#### [SUPPLIED DATA]
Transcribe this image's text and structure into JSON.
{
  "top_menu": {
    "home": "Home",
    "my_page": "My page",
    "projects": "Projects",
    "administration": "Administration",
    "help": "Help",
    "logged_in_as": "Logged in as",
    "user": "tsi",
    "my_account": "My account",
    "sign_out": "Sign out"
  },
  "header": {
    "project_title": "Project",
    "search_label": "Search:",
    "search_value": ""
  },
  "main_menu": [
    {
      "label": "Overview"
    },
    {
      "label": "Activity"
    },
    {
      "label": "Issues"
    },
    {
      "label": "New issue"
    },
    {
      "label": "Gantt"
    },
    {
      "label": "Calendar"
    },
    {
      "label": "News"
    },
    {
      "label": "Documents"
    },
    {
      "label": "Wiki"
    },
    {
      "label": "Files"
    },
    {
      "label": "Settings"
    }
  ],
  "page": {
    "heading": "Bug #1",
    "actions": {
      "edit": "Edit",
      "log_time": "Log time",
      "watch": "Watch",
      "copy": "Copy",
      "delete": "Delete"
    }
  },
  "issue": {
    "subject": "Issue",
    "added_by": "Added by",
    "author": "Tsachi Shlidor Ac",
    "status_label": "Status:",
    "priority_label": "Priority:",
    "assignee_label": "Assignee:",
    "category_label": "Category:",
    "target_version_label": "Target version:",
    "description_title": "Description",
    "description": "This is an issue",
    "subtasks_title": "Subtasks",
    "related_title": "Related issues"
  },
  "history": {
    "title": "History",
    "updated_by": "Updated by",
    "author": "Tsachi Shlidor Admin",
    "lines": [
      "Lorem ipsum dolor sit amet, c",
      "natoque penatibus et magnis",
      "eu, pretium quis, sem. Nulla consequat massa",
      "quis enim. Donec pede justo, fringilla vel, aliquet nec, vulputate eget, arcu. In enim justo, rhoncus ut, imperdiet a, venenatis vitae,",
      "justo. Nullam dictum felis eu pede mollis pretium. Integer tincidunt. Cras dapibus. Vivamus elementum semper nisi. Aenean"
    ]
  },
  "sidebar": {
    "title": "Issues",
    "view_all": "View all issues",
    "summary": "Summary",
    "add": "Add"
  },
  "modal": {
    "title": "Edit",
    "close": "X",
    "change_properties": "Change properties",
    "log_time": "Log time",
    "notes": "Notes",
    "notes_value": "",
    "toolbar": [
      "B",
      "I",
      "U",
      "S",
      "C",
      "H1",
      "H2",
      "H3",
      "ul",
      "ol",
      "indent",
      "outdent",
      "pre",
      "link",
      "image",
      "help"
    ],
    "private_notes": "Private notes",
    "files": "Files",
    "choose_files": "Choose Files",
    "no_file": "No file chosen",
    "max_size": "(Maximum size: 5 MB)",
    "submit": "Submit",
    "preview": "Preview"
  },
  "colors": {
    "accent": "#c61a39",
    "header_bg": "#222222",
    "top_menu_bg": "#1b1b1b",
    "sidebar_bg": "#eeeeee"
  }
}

#### [AIM]
Copy the material above, line for line.

#### [CORRECT ANSWER]
Transcribe this image's text and structure into JSON.
{
  "top_menu": {
    "home": "Home",
    "my_page": "My page",
    "projects": "Projects",
    "administration": "Administration",
    "help": "Help",
    "logged_in_as": "Logged in as",
    "user": "tsi",
    "my_account": "My account",
    "sign_out": "Sign out"
  },
  "header": {
    "project_title": "Project",
    "search_label": "Search:",
    "search_value": ""
  },
  "main_menu": [
    {
      "label": "Overview"
    },
    {
      "label": "Activity"
    },
    {
      "label": "Issues"
    },
    {
      "label": "New issue"
    },
    {
      "label": "Gantt"
    },
    {
      "label": "Calendar"
    },
    {
      "label": "News"
    },
    {
      "label": "Documents"
    },
    {
      "label": "Wiki"
    },
    {
      "label": "Files"
    },
    {
      "label": "Settings"
    }
  ],
  "page": {
    "heading": "Bug #1",
    "actions": {
      "edit": "Edit",
      "log_time": "Log time",
      "watch": "Watch",
      "copy": "Copy",
      "delete": "Delete"
    }
  },
  "issue": {
    "subject": "Issue",
    "added_by": "Added by",
    "author": "Tsachi Shlidor Ac",
    "status_label": "Status:",
    "priority_label": "Priority:",
    "assignee_label": "Assignee:",
    "category_label": "Category:",
    "target_version_label": "Target version:",
    "description_title": "Description",
    "description": "This is an issue",
    "subtasks_title": "Subtasks",
    "related_title": "Related issues"
  },
  "history": {
    "title": "History",
    "updated_by": "Updated by",
    "author": "Tsachi Shlidor Admin",
    "lines": [
      "Lorem ipsum dolor sit amet, c",
      "natoque penatibus et magnis",
      "eu, pretium quis, sem. Nulla consequat massa",
      "quis enim. Donec pede justo, fringilla vel, aliquet nec, vulputate eget, arcu. In enim justo, rhoncus ut, imperdiet a, venenatis vitae,",
      "justo. Nullam dictum felis eu pede mollis pretium. Integer tincidunt. Cras dapibus. Vivamus elementum semper nisi. Aenean"
    ]
  },
  "sidebar": {
    "title": "Issues",
    "view_all": "View all issues",
    "summary": "Summary",
    "add": "Add"
  },
  "modal": {
    "title": "Edit",
    "close": "X",
    "change_properties": "Change properties",
    "log_time": "Log time",
    "notes": "Notes",
    "notes_value": "",
    "toolbar": [
      "B",
      "I",
      "U",
      "S",
      "C",
      "H1",
      "H2",
      "H3",
      "ul",
      "ol",
      "indent",
      "outdent",
      "pre",
      "link",
      "image",
      "help"
    ],
    "private_notes": "Private notes",
    "files": "Files",
    "choose_files": "Choose Files",
    "no_file": "No file chosen",
    "max_size": "(Maximum size: 5 MB)",
    "submit": "Submit",
    "preview": "Preview"
  },
  "colors": {
    "accent": "#c61a39",
    "header_bg": "#222222",
    "top_menu_bg": "#1b1b1b",
    "sidebar_bg": "#eeeeee"
  }
}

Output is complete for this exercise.